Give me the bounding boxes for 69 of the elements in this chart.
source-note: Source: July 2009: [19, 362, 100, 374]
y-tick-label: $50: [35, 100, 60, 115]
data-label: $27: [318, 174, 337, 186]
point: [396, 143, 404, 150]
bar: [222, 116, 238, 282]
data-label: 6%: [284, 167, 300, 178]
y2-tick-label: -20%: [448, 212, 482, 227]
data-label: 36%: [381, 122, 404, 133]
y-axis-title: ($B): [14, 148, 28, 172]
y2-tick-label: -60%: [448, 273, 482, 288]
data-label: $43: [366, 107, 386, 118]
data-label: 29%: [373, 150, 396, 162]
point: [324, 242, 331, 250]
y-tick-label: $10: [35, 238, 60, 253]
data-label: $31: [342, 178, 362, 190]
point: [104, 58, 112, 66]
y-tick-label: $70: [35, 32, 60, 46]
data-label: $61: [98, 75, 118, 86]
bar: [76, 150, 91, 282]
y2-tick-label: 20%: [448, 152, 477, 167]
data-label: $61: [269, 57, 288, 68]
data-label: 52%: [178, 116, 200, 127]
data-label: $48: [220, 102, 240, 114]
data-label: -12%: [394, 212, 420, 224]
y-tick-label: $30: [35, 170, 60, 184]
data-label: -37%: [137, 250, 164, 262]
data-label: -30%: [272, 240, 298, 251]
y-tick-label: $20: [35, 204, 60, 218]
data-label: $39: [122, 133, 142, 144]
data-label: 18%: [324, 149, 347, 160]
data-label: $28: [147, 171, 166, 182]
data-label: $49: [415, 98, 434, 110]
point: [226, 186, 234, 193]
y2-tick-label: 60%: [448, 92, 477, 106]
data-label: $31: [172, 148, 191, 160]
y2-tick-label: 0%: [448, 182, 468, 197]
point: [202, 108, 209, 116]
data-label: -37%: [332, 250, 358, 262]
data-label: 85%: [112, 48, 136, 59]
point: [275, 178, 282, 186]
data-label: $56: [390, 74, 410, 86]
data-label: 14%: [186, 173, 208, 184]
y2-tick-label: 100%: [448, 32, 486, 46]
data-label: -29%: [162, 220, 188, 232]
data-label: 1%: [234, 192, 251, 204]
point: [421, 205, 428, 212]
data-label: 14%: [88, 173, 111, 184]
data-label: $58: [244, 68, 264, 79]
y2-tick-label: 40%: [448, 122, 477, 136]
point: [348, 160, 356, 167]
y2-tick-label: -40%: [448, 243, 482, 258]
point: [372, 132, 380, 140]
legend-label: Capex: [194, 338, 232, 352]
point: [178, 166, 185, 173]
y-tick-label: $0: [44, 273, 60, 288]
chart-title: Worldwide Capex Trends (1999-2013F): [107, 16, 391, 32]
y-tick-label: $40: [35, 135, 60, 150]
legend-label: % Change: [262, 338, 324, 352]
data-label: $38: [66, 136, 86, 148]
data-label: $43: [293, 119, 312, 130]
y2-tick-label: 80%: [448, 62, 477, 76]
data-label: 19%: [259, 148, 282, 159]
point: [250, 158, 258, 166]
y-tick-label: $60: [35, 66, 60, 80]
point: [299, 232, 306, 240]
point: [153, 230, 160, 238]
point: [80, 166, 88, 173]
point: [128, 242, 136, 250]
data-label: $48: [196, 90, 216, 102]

========================================

● 任务目标: 请将上面全部记录逐行照原样再抄写一遍，一字不改。

● 书面解答:
Give me the bounding boxes for 69 of the elements in this chart.
source-note: Source: July 2009: [19, 362, 100, 374]
y-tick-label: $50: [35, 100, 60, 115]
data-label: $27: [318, 174, 337, 186]
point: [396, 143, 404, 150]
bar: [222, 116, 238, 282]
data-label: 6%: [284, 167, 300, 178]
y2-tick-label: -20%: [448, 212, 482, 227]
data-label: 36%: [381, 122, 404, 133]
y-axis-title: ($B): [14, 148, 28, 172]
y2-tick-label: -60%: [448, 273, 482, 288]
data-label: $43: [366, 107, 386, 118]
data-label: 29%: [373, 150, 396, 162]
point: [324, 242, 331, 250]
y-tick-label: $10: [35, 238, 60, 253]
data-label: $31: [342, 178, 362, 190]
point: [104, 58, 112, 66]
y-tick-label: $70: [35, 32, 60, 46]
data-label: $61: [98, 75, 118, 86]
bar: [76, 150, 91, 282]
y2-tick-label: 20%: [448, 152, 477, 167]
data-label: $61: [269, 57, 288, 68]
data-label: 52%: [178, 116, 200, 127]
data-label: $48: [220, 102, 240, 114]
data-label: -12%: [394, 212, 420, 224]
y-tick-label: $30: [35, 170, 60, 184]
data-label: -37%: [137, 250, 164, 262]
data-label: -30%: [272, 240, 298, 251]
y-tick-label: $20: [35, 204, 60, 218]
data-label: $39: [122, 133, 142, 144]
data-label: 18%: [324, 149, 347, 160]
data-label: $28: [147, 171, 166, 182]
data-label: $49: [415, 98, 434, 110]
point: [226, 186, 234, 193]
y2-tick-label: 60%: [448, 92, 477, 106]
data-label: $31: [172, 148, 191, 160]
y2-tick-label: 0%: [448, 182, 468, 197]
point: [202, 108, 209, 116]
data-label: -37%: [332, 250, 358, 262]
data-label: 85%: [112, 48, 136, 59]
point: [275, 178, 282, 186]
data-label: $56: [390, 74, 410, 86]
data-label: 14%: [186, 173, 208, 184]
y2-tick-label: 100%: [448, 32, 486, 46]
data-label: -29%: [162, 220, 188, 232]
data-label: 1%: [234, 192, 251, 204]
point: [421, 205, 428, 212]
data-label: 14%: [88, 173, 111, 184]
data-label: $58: [244, 68, 264, 79]
y2-tick-label: 40%: [448, 122, 477, 136]
point: [348, 160, 356, 167]
y2-tick-label: -40%: [448, 243, 482, 258]
point: [372, 132, 380, 140]
legend-label: Capex: [194, 338, 232, 352]
point: [178, 166, 185, 173]
y-tick-label: $0: [44, 273, 60, 288]
chart-title: Worldwide Capex Trends (1999-2013F): [107, 16, 391, 32]
y-tick-label: $40: [35, 135, 60, 150]
legend-label: % Change: [262, 338, 324, 352]
data-label: $38: [66, 136, 86, 148]
data-label: $43: [293, 119, 312, 130]
y2-tick-label: 80%: [448, 62, 477, 76]
data-label: 19%: [259, 148, 282, 159]
point: [250, 158, 258, 166]
y-tick-label: $60: [35, 66, 60, 80]
point: [299, 232, 306, 240]
point: [153, 230, 160, 238]
point: [80, 166, 88, 173]
point: [128, 242, 136, 250]
data-label: $48: [196, 90, 216, 102]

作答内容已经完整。